> _DATA FOR THE TASK_
★ ★ ★ ★ ★ ★ ★

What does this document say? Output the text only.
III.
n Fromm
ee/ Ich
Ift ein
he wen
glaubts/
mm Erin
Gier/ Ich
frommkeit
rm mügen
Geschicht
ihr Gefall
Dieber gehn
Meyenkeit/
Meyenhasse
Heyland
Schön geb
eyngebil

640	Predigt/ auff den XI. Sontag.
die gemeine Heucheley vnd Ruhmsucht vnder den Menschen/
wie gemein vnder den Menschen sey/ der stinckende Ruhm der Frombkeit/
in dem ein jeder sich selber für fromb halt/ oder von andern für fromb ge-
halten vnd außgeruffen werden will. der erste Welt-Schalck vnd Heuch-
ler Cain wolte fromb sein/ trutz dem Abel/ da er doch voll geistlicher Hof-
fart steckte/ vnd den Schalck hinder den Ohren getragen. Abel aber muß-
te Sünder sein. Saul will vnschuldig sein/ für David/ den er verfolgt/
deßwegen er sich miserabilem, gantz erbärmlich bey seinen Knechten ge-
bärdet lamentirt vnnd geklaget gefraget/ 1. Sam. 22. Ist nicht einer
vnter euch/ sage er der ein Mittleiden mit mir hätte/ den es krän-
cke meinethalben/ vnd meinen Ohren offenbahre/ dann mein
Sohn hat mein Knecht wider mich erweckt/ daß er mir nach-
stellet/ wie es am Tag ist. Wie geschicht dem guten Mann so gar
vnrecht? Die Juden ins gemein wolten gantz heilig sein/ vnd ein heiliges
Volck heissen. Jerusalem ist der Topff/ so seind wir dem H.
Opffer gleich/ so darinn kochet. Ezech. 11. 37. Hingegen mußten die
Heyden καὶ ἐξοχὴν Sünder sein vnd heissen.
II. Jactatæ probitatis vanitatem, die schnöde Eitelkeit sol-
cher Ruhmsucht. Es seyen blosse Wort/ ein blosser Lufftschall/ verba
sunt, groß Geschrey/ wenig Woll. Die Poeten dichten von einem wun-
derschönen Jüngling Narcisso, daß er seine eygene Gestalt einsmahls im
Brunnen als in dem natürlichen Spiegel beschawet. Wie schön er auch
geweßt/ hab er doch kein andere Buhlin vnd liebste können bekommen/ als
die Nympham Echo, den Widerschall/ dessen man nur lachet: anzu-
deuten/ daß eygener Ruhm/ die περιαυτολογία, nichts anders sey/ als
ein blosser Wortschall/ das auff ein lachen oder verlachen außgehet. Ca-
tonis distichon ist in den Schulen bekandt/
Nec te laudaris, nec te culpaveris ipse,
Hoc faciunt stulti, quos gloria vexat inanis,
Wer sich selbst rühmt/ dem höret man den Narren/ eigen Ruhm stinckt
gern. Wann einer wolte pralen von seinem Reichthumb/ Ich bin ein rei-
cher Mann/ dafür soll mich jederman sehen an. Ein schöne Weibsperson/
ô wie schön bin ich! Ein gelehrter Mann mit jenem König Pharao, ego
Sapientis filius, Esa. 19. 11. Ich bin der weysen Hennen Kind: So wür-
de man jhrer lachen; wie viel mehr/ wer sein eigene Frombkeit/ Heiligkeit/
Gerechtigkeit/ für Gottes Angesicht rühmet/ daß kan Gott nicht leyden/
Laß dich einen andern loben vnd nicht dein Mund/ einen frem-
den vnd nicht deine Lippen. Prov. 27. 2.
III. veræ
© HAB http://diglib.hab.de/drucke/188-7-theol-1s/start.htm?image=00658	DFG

★ ★ ★ ★ ★ ★ ★

> _STATED TASK_
Give a word-for-word copy of the records.

> _THE RESPONSE_
What does this document say? Output the text only.
III.
n Fromm
ee/ Ich
Ift ein
he wen
glaubts/
mm Erin
Gier/ Ich
frommkeit
rm mügen
Geschicht
ihr Gefall
Dieber gehn
Meyenkeit/
Meyenhasse
Heyland
Schön geb
eyngebil

640	Predigt/ auff den XI. Sontag.
die gemeine Heucheley vnd Ruhmsucht vnder den Menschen/
wie gemein vnder den Menschen sey/ der stinckende Ruhm der Frombkeit/
in dem ein jeder sich selber für fromb halt/ oder von andern für fromb ge-
halten vnd außgeruffen werden will. der erste Welt-Schalck vnd Heuch-
ler Cain wolte fromb sein/ trutz dem Abel/ da er doch voll geistlicher Hof-
fart steckte/ vnd den Schalck hinder den Ohren getragen. Abel aber muß-
te Sünder sein. Saul will vnschuldig sein/ für David/ den er verfolgt/
deßwegen er sich miserabilem, gantz erbärmlich bey seinen Knechten ge-
bärdet lamentirt vnnd geklaget gefraget/ 1. Sam. 22. Ist nicht einer
vnter euch/ sage er der ein Mittleiden mit mir hätte/ den es krän-
cke meinethalben/ vnd meinen Ohren offenbahre/ dann mein
Sohn hat mein Knecht wider mich erweckt/ daß er mir nach-
stellet/ wie es am Tag ist. Wie geschicht dem guten Mann so gar
vnrecht? Die Juden ins gemein wolten gantz heilig sein/ vnd ein heiliges
Volck heissen. Jerusalem ist der Topff/ so seind wir dem H.
Opffer gleich/ so darinn kochet. Ezech. 11. 37. Hingegen mußten die
Heyden καὶ ἐξοχὴν Sünder sein vnd heissen.
II. Jactatæ probitatis vanitatem, die schnöde Eitelkeit sol-
cher Ruhmsucht. Es seyen blosse Wort/ ein blosser Lufftschall/ verba
sunt, groß Geschrey/ wenig Woll. Die Poeten dichten von einem wun-
derschönen Jüngling Narcisso, daß er seine eygene Gestalt einsmahls im
Brunnen als in dem natürlichen Spiegel beschawet. Wie schön er auch
geweßt/ hab er doch kein andere Buhlin vnd liebste können bekommen/ als
die Nympham Echo, den Widerschall/ dessen man nur lachet: anzu-
deuten/ daß eygener Ruhm/ die περιαυτολογία, nichts anders sey/ als
ein blosser Wortschall/ das auff ein lachen oder verlachen außgehet. Ca-
tonis distichon ist in den Schulen bekandt/
Nec te laudaris, nec te culpaveris ipse,
Hoc faciunt stulti, quos gloria vexat inanis,
Wer sich selbst rühmt/ dem höret man den Narren/ eigen Ruhm stinckt
gern. Wann einer wolte pralen von seinem Reichthumb/ Ich bin ein rei-
cher Mann/ dafür soll mich jederman sehen an. Ein schöne Weibsperson/
ô wie schön bin ich! Ein gelehrter Mann mit jenem König Pharao, ego
Sapientis filius, Esa. 19. 11. Ich bin der weysen Hennen Kind: So wür-
de man jhrer lachen; wie viel mehr/ wer sein eigene Frombkeit/ Heiligkeit/
Gerechtigkeit/ für Gottes Angesicht rühmet/ daß kan Gott nicht leyden/
Laß dich einen andern loben vnd nicht dein Mund/ einen frem-
den vnd nicht deine Lippen. Prov. 27. 2.
III. veræ
© HAB http://diglib.hab.de/drucke/188-7-theol-1s/start.htm?image=00658	DFG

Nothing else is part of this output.